## Task directions
Every record below should be printed exactly as it appears.

Some records:

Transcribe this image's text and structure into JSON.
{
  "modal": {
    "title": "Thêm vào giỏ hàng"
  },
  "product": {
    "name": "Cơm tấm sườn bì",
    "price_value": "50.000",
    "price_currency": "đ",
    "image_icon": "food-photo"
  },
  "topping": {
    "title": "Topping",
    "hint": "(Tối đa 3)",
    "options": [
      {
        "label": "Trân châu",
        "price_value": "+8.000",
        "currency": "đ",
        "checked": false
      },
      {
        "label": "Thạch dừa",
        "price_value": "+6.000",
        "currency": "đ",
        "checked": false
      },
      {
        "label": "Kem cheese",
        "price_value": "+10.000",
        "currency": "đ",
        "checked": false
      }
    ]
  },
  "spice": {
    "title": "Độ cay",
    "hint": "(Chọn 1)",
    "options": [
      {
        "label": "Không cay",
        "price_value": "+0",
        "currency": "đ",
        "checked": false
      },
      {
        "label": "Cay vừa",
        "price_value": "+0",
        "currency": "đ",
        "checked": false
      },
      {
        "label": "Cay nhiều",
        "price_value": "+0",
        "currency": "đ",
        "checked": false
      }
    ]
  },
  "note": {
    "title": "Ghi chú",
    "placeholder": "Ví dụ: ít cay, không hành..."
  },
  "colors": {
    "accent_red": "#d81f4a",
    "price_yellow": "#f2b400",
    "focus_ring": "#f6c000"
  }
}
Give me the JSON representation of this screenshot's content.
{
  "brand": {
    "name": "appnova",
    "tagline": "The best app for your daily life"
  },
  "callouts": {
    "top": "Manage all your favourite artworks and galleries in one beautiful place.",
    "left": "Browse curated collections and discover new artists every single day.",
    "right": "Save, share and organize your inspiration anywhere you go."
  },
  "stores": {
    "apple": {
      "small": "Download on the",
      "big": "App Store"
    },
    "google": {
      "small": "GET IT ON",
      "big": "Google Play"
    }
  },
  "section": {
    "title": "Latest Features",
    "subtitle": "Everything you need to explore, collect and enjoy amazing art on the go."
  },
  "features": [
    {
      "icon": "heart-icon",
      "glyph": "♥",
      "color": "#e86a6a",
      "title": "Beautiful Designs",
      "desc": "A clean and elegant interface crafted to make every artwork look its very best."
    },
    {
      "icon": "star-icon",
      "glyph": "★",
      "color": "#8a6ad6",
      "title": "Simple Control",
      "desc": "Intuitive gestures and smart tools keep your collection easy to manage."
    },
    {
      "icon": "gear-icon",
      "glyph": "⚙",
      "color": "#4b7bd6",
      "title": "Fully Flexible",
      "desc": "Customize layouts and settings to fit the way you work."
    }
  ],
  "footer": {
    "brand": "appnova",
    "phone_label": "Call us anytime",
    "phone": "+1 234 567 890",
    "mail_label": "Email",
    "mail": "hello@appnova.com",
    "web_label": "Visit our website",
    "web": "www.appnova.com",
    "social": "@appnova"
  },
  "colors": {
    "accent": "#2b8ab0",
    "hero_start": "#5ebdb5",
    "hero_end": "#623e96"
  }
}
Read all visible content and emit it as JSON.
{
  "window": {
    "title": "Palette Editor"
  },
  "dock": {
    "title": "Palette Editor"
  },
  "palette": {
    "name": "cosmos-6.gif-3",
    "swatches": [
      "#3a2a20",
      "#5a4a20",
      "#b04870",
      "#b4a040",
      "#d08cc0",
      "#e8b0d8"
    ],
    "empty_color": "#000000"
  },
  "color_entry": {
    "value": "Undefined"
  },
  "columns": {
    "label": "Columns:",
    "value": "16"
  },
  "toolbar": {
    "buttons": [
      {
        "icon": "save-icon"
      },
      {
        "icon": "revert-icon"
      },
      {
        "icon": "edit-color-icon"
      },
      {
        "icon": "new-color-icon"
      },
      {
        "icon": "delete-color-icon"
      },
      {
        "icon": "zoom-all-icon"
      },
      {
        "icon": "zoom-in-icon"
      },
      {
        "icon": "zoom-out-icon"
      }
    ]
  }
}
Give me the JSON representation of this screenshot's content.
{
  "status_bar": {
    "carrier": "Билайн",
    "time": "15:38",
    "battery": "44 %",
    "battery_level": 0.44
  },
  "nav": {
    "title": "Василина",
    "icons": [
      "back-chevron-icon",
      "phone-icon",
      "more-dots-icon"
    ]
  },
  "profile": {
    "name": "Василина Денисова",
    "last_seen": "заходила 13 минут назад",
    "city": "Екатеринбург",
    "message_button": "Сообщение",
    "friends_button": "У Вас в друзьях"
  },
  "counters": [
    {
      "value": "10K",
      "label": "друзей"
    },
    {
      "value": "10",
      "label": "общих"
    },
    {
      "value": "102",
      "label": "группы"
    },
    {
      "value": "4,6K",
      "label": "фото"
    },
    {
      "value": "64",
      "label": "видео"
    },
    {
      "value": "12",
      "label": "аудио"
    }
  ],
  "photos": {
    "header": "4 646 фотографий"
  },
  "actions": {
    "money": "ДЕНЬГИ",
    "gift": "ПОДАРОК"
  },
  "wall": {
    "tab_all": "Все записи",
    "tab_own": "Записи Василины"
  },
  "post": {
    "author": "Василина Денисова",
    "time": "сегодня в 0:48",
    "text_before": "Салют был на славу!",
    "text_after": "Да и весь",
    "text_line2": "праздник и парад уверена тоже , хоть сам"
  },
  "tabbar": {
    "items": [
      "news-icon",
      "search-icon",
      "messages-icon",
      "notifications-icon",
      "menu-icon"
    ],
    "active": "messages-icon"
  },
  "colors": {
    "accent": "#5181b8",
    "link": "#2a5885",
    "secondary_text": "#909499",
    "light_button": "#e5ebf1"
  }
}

## Result of the exercise
Transcribe this image's text and structure into JSON.
{
  "modal": {
    "title": "Thêm vào giỏ hàng"
  },
  "product": {
    "name": "Cơm tấm sườn bì",
    "price_value": "50.000",
    "price_currency": "đ",
    "image_icon": "food-photo"
  },
  "topping": {
    "title": "Topping",
    "hint": "(Tối đa 3)",
    "options": [
      {
        "label": "Trân châu",
        "price_value": "+8.000",
        "currency": "đ",
        "checked": false
      },
      {
        "label": "Thạch dừa",
        "price_value": "+6.000",
        "currency": "đ",
        "checked": false
      },
      {
        "label": "Kem cheese",
        "price_value": "+10.000",
        "currency": "đ",
        "checked": false
      }
    ]
  },
  "spice": {
    "title": "Độ cay",
    "hint": "(Chọn 1)",
    "options": [
      {
        "label": "Không cay",
        "price_value": "+0",
        "currency": "đ",
        "checked": false
      },
      {
        "label": "Cay vừa",
        "price_value": "+0",
        "currency": "đ",
        "checked": false
      },
      {
        "label": "Cay nhiều",
        "price_value": "+0",
        "currency": "đ",
        "checked": false
      }
    ]
  },
  "note": {
    "title": "Ghi chú",
    "placeholder": "Ví dụ: ít cay, không hành..."
  },
  "colors": {
    "accent_red": "#d81f4a",
    "price_yellow": "#f2b400",
    "focus_ring": "#f6c000"
  }
}
Give me the JSON representation of this screenshot's content.
{
  "brand": {
    "name": "appnova",
    "tagline": "The best app for your daily life"
  },
  "callouts": {
    "top": "Manage all your favourite artworks and galleries in one beautiful place.",
    "left": "Browse curated collections and discover new artists every single day.",
    "right": "Save, share and organize your inspiration anywhere you go."
  },
  "stores": {
    "apple": {
      "small": "Download on the",
      "big": "App Store"
    },
    "google": {
      "small": "GET IT ON",
      "big": "Google Play"
    }
  },
  "section": {
    "title": "Latest Features",
    "subtitle": "Everything you need to explore, collect and enjoy amazing art on the go."
  },
  "features": [
    {
      "icon": "heart-icon",
      "glyph": "♥",
      "color": "#e86a6a",
      "title": "Beautiful Designs",
      "desc": "A clean and elegant interface crafted to make every artwork look its very best."
    },
    {
      "icon": "star-icon",
      "glyph": "★",
      "color": "#8a6ad6",
      "title": "Simple Control",
      "desc": "Intuitive gestures and smart tools keep your collection easy to manage."
    },
    {
      "icon": "gear-icon",
      "glyph": "⚙",
      "color": "#4b7bd6",
      "title": "Fully Flexible",
      "desc": "Customize layouts and settings to fit the way you work."
    }
  ],
  "footer": {
    "brand": "appnova",
    "phone_label": "Call us anytime",
    "phone": "+1 234 567 890",
    "mail_label": "Email",
    "mail": "hello@appnova.com",
    "web_label": "Visit our website",
    "web": "www.appnova.com",
    "social": "@appnova"
  },
  "colors": {
    "accent": "#2b8ab0",
    "hero_start": "#5ebdb5",
    "hero_end": "#623e96"
  }
}
Read all visible content and emit it as JSON.
{
  "window": {
    "title": "Palette Editor"
  },
  "dock": {
    "title": "Palette Editor"
  },
  "palette": {
    "name": "cosmos-6.gif-3",
    "swatches": [
      "#3a2a20",
      "#5a4a20",
      "#b04870",
      "#b4a040",
      "#d08cc0",
      "#e8b0d8"
    ],
    "empty_color": "#000000"
  },
  "color_entry": {
    "value": "Undefined"
  },
  "columns": {
    "label": "Columns:",
    "value": "16"
  },
  "toolbar": {
    "buttons": [
      {
        "icon": "save-icon"
      },
      {
        "icon": "revert-icon"
      },
      {
        "icon": "edit-color-icon"
      },
      {
        "icon": "new-color-icon"
      },
      {
        "icon": "delete-color-icon"
      },
      {
        "icon": "zoom-all-icon"
      },
      {
        "icon": "zoom-in-icon"
      },
      {
        "icon": "zoom-out-icon"
      }
    ]
  }
}
Give me the JSON representation of this screenshot's content.
{
  "status_bar": {
    "carrier": "Билайн",
    "time": "15:38",
    "battery": "44 %",
    "battery_level": 0.44
  },
  "nav": {
    "title": "Василина",
    "icons": [
      "back-chevron-icon",
      "phone-icon",
      "more-dots-icon"
    ]
  },
  "profile": {
    "name": "Василина Денисова",
    "last_seen": "заходила 13 минут назад",
    "city": "Екатеринбург",
    "message_button": "Сообщение",
    "friends_button": "У Вас в друзьях"
  },
  "counters": [
    {
      "value": "10K",
      "label": "друзей"
    },
    {
      "value": "10",
      "label": "общих"
    },
    {
      "value": "102",
      "label": "группы"
    },
    {
      "value": "4,6K",
      "label": "фото"
    },
    {
      "value": "64",
      "label": "видео"
    },
    {
      "value": "12",
      "label": "аудио"
    }
  ],
  "photos": {
    "header": "4 646 фотографий"
  },
  "actions": {
    "money": "ДЕНЬГИ",
    "gift": "ПОДАРОК"
  },
  "wall": {
    "tab_all": "Все записи",
    "tab_own": "Записи Василины"
  },
  "post": {
    "author": "Василина Денисова",
    "time": "сегодня в 0:48",
    "text_before": "Салют был на славу!",
    "text_after": "Да и весь",
    "text_line2": "праздник и парад уверена тоже , хоть сам"
  },
  "tabbar": {
    "items": [
      "news-icon",
      "search-icon",
      "messages-icon",
      "notifications-icon",
      "menu-icon"
    ],
    "active": "messages-icon"
  },
  "colors": {
    "accent": "#5181b8",
    "link": "#2a5885",
    "secondary_text": "#909499",
    "light_button": "#e5ebf1"
  }
}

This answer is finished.